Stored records
* * * *
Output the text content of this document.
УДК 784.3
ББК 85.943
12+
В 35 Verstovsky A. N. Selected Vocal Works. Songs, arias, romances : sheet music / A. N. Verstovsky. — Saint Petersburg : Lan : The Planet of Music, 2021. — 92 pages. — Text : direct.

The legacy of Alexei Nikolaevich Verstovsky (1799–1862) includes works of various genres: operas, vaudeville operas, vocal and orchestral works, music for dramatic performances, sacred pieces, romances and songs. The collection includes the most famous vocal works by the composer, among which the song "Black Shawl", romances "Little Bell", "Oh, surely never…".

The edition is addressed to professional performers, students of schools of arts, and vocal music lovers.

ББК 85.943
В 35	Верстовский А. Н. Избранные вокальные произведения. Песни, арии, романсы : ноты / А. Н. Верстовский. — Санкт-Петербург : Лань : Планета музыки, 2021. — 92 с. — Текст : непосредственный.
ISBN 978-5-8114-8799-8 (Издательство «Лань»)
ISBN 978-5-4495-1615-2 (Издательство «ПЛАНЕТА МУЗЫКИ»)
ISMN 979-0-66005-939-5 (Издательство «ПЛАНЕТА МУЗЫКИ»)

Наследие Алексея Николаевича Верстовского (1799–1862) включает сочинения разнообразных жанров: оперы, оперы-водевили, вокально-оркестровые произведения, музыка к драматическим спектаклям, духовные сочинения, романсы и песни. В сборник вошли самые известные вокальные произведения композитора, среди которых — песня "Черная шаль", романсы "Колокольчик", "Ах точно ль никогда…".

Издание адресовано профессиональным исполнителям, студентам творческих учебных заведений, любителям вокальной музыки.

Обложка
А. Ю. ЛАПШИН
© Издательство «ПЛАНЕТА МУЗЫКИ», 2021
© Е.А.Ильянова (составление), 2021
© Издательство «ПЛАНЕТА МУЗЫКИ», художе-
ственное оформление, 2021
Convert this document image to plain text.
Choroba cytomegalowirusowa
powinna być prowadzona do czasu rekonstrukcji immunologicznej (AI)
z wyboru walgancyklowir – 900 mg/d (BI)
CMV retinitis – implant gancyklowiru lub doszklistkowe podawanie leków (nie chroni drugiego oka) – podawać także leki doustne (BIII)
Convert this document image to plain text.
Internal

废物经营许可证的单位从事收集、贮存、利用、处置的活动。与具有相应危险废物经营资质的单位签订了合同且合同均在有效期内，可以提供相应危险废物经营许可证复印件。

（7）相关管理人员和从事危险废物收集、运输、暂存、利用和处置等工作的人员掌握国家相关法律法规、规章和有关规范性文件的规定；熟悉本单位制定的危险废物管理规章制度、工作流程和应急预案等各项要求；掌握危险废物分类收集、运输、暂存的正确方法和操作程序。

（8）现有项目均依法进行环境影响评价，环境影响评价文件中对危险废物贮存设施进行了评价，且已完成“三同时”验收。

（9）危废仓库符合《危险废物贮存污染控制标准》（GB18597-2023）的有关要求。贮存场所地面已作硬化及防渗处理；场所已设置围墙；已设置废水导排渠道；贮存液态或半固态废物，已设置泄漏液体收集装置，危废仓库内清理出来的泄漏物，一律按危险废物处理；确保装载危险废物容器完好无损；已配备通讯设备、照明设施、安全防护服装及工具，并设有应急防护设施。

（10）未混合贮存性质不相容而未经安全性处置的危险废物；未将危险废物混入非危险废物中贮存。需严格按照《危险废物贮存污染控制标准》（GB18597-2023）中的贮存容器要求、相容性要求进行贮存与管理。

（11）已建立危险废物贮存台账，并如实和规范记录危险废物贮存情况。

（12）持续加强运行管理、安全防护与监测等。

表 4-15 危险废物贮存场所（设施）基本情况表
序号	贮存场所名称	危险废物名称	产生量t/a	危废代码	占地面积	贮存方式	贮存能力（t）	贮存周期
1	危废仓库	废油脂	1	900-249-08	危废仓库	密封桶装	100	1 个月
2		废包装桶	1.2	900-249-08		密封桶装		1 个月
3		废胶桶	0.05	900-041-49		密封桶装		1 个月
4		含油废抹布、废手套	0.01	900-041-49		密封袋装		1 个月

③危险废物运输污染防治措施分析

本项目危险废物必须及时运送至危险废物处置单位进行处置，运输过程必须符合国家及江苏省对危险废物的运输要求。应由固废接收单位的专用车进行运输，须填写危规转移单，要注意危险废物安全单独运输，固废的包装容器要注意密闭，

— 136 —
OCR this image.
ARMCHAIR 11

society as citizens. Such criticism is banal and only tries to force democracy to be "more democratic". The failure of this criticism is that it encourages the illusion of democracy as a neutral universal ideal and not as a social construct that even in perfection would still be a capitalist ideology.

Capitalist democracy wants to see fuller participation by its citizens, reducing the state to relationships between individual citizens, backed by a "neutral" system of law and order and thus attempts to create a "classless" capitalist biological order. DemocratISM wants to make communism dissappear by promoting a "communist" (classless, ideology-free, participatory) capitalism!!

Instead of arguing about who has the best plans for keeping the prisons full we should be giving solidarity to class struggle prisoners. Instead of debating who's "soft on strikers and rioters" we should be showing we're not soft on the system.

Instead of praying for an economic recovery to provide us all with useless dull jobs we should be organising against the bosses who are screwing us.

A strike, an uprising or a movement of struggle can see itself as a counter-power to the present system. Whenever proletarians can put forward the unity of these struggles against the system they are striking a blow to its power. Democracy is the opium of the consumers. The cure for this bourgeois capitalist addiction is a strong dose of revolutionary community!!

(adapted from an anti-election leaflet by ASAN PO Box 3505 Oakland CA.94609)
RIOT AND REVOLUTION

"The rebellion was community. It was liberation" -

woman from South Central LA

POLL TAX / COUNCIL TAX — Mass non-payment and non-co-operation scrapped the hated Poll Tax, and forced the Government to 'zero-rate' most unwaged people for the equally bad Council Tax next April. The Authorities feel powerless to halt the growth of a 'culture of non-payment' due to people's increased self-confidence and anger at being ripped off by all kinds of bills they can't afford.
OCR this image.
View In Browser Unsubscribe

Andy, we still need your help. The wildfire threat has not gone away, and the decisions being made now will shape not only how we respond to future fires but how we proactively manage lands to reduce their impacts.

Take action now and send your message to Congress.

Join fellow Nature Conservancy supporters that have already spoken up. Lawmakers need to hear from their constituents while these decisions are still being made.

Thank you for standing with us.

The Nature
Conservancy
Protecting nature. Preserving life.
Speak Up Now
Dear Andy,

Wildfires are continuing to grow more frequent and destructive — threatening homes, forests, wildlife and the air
* * * *
**Work to be completed:** Copy every line of the entries above in which "need" occurs.

**Task response:**
Andy, we still need your help. The wildfire threat has not gone away, and the decisions being made now will shape not only how we respond to future fires but how we proactively manage lands to reduce their impacts.
Join fellow Nature Conservancy supporters that have already spoken up. Lawmakers need to hear from their constituents while these decisions are still being made.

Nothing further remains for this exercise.